Show all lines from the listing below that contain "memiliki".

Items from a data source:
++++++++++++++++++++
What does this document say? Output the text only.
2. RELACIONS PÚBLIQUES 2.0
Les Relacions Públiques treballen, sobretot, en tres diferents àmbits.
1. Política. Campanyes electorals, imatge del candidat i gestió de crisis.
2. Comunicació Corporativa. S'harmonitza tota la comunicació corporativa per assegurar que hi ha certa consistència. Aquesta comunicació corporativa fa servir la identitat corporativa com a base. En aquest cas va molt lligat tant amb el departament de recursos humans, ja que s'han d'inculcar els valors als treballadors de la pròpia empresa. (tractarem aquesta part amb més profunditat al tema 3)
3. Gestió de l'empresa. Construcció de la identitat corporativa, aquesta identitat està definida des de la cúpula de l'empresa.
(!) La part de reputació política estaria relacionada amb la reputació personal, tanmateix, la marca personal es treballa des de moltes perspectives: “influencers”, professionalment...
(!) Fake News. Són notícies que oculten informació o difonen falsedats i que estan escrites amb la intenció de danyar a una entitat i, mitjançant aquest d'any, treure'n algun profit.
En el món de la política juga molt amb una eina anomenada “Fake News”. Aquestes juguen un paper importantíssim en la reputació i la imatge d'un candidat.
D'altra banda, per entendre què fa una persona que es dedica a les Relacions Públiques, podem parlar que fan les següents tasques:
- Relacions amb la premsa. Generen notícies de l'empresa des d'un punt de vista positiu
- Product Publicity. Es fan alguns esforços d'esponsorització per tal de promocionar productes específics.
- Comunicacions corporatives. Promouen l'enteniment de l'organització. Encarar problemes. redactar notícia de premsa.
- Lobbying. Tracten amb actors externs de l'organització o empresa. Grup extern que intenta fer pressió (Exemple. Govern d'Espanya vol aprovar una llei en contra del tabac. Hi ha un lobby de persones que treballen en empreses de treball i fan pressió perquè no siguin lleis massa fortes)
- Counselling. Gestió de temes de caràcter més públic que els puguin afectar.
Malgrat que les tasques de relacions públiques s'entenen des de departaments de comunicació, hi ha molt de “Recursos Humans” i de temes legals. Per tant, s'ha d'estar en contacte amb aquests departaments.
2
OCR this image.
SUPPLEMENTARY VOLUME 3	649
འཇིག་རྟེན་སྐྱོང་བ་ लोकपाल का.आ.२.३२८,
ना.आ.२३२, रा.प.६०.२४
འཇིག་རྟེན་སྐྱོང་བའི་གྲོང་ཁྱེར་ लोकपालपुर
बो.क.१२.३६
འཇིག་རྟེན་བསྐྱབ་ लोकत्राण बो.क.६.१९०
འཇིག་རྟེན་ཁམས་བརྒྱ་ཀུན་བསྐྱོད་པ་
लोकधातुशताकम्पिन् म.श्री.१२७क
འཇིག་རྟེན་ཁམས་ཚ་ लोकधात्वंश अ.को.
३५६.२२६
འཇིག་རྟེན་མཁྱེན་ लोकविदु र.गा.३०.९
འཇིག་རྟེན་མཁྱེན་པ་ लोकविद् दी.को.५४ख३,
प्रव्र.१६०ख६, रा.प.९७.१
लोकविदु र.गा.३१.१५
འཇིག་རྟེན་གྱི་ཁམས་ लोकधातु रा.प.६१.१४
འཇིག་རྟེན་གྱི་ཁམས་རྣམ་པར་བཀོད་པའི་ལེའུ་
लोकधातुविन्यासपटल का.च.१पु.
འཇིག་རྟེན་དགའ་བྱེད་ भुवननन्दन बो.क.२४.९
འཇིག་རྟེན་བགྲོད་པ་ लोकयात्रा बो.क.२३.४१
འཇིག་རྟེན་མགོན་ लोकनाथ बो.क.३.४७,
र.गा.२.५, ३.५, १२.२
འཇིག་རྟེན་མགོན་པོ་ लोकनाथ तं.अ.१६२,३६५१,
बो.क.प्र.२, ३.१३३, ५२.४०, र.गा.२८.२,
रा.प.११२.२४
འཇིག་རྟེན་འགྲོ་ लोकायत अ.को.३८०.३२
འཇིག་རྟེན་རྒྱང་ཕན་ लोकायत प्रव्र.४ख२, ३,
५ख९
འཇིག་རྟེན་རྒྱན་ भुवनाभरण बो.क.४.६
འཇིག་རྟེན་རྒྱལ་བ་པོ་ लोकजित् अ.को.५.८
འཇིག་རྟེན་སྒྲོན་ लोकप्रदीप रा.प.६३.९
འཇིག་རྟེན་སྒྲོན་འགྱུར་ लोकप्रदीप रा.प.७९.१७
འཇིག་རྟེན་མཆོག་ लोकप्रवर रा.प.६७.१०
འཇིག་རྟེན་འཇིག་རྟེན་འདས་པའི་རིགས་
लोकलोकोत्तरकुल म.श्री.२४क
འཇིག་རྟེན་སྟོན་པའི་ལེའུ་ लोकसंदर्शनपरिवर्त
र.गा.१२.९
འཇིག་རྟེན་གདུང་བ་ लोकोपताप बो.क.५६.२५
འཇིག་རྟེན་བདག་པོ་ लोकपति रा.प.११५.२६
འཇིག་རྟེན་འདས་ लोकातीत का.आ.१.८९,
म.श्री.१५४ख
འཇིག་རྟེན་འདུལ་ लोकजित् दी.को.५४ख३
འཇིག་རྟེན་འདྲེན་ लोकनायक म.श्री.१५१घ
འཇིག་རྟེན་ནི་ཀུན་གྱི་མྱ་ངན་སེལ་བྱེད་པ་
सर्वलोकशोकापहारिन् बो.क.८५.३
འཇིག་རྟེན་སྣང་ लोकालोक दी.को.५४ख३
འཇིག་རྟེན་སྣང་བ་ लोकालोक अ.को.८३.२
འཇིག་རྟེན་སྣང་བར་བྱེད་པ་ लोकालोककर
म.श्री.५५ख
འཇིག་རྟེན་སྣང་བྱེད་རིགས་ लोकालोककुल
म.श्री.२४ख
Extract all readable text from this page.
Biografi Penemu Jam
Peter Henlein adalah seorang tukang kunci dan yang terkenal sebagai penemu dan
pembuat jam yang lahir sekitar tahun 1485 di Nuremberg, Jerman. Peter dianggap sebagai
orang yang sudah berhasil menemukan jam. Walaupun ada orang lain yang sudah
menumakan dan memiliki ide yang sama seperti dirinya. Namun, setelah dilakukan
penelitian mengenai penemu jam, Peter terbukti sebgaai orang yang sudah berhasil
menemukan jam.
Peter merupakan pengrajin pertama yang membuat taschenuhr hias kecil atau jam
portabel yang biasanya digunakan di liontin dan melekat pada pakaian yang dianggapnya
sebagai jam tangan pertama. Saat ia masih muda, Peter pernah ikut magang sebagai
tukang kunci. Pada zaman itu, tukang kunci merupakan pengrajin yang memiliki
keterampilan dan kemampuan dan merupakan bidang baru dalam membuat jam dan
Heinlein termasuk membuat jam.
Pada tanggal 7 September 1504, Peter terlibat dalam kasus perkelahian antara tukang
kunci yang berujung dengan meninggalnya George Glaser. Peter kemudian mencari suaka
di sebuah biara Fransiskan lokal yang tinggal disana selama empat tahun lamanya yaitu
++++++++++++++++++++
**RESULT**:
menumakan dan memiliki ide yang sama seperti dirinya. Namun, setelah dilakukan
tukang kunci. Pada zaman itu, tukang kunci merupakan pengrajin yang memiliki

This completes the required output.